━━ DATASET EXTRACT ━━

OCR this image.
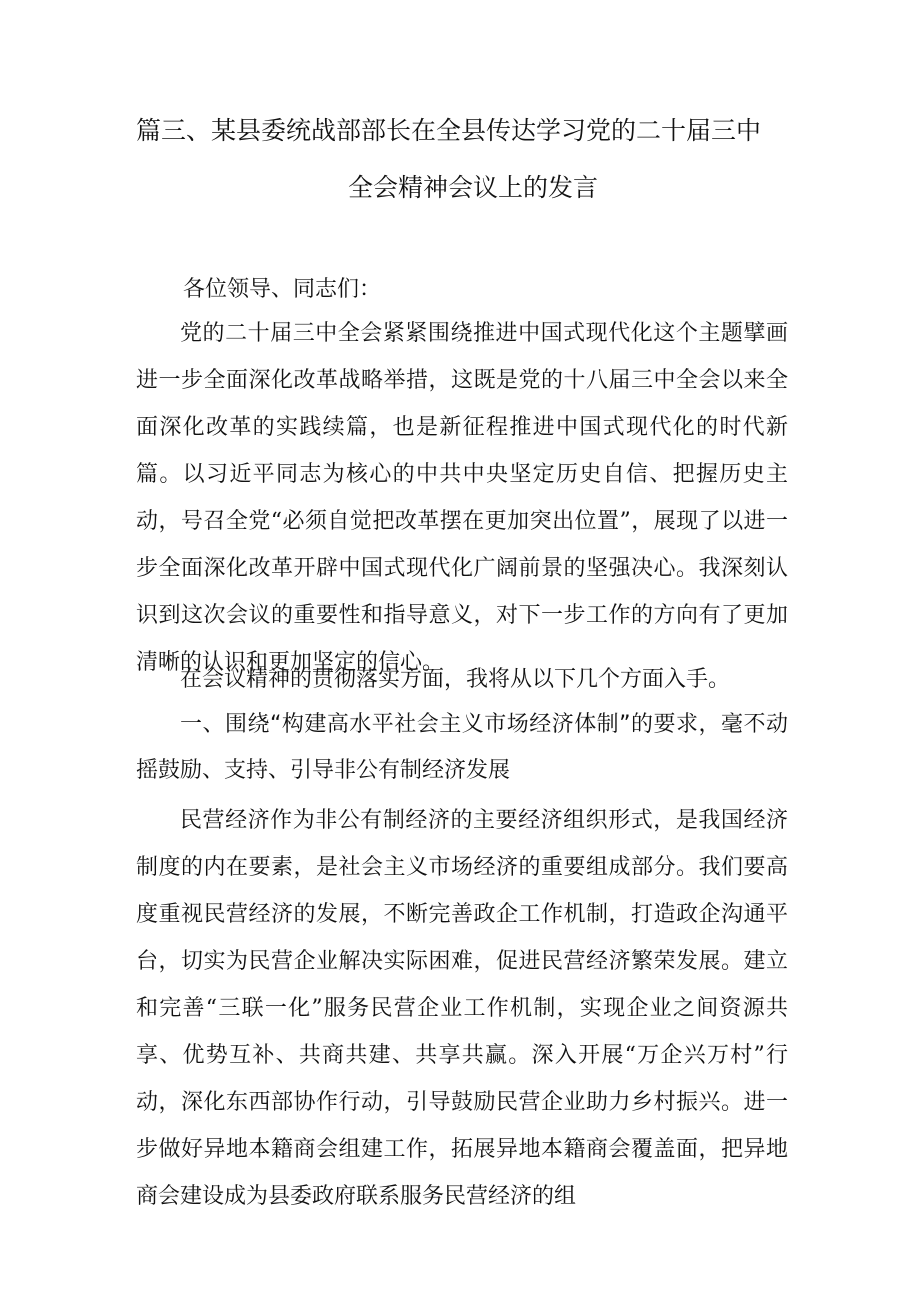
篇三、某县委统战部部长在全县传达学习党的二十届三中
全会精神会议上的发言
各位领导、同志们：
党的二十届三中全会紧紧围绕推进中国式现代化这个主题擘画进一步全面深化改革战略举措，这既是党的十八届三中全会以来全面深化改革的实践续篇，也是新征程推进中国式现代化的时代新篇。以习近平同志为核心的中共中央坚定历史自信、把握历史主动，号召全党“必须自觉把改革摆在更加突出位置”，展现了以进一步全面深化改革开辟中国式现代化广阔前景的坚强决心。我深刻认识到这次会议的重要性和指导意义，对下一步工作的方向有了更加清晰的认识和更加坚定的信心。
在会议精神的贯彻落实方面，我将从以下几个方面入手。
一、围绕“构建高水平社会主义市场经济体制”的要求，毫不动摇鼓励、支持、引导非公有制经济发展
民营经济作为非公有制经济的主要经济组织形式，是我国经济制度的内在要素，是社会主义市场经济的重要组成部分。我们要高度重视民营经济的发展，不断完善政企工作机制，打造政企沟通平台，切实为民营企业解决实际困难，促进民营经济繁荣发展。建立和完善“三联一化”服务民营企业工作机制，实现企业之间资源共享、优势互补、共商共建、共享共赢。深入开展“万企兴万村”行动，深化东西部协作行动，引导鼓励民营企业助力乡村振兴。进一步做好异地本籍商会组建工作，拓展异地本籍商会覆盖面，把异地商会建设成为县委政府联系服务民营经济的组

━━━
━━ DATASET EXTRACT ━━

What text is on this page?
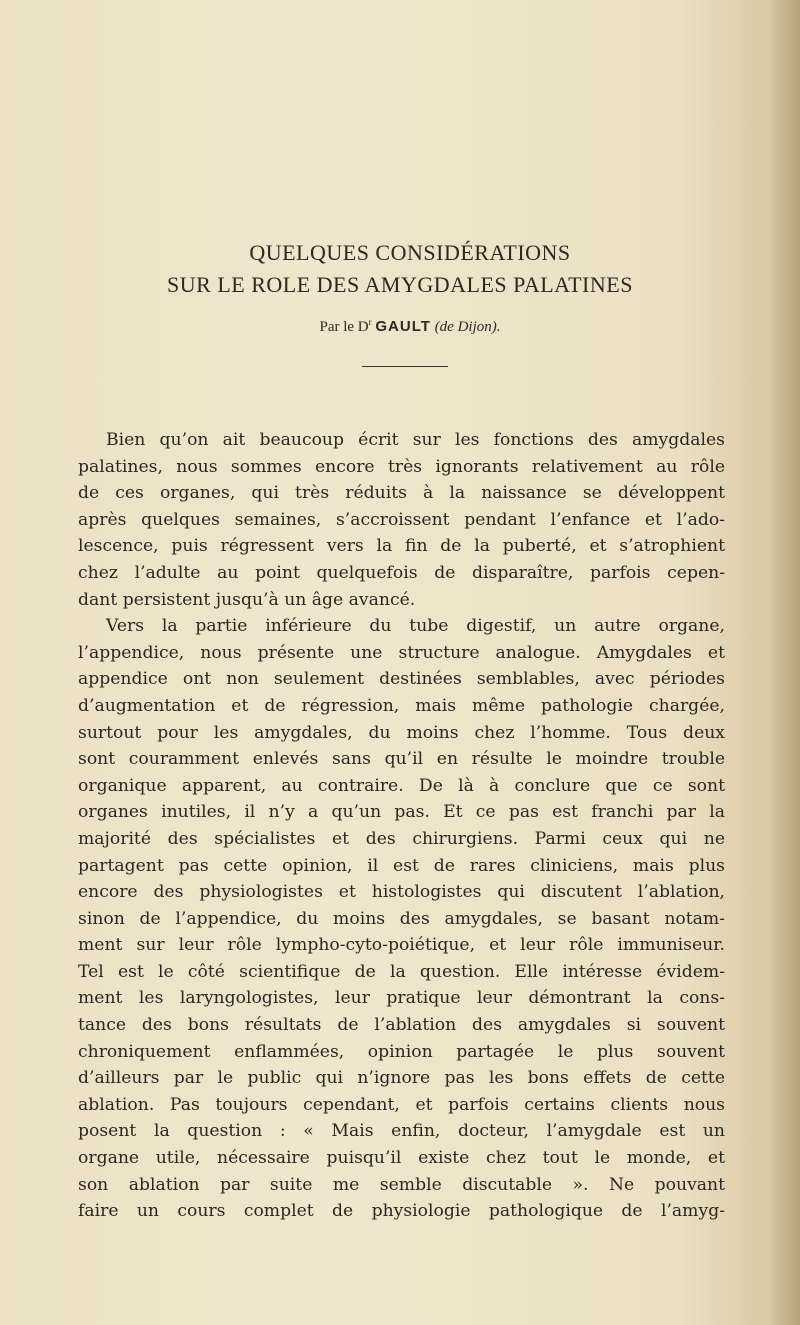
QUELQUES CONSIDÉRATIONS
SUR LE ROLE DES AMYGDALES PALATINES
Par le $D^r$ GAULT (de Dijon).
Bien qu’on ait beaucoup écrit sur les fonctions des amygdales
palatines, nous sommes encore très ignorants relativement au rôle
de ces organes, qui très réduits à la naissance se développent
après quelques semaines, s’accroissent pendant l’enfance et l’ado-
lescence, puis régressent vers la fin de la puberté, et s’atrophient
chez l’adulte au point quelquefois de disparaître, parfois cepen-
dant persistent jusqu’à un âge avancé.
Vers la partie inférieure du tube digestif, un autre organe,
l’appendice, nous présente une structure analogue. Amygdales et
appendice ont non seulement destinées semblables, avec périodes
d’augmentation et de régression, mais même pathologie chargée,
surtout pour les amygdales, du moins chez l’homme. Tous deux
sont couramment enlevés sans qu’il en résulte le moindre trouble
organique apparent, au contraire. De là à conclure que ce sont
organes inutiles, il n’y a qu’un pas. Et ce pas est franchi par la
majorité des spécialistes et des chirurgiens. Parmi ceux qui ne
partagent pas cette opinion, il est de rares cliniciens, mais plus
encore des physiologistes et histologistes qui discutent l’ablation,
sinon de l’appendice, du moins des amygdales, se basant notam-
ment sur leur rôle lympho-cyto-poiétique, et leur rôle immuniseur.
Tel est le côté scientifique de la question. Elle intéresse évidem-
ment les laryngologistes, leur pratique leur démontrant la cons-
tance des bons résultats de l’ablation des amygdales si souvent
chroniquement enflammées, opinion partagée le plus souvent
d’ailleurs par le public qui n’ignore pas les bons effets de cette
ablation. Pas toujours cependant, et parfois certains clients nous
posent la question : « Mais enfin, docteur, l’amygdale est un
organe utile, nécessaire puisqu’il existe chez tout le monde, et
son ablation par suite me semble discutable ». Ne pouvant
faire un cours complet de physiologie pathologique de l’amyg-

━━━
━━ DATASET EXTRACT ━━

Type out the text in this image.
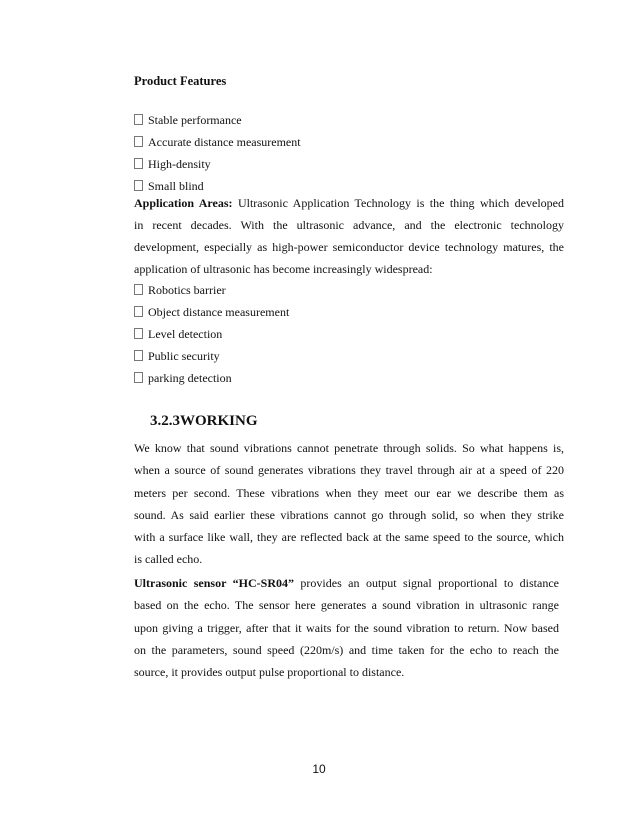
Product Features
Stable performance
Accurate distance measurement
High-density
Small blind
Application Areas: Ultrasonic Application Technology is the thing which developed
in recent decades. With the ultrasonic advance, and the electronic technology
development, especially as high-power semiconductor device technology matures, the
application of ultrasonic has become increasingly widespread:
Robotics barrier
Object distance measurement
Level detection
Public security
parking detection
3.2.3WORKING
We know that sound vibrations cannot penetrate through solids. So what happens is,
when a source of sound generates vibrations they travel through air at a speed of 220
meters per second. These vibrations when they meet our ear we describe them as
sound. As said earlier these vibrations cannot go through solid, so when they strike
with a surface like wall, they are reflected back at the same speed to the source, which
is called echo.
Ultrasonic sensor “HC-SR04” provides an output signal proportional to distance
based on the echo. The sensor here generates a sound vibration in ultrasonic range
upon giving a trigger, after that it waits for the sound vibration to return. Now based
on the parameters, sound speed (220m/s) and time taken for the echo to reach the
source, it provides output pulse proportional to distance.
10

━━━

» STATED GOAL
List every line above that holds the word "speed".

» RESPONSE TO THIS EXERCISE
when a source of sound generates vibrations they travel through air at a speed of 220
with a surface like wall, they are reflected back at the same speed to the source, which
on the parameters, sound speed (220m/s) and time taken for the echo to reach the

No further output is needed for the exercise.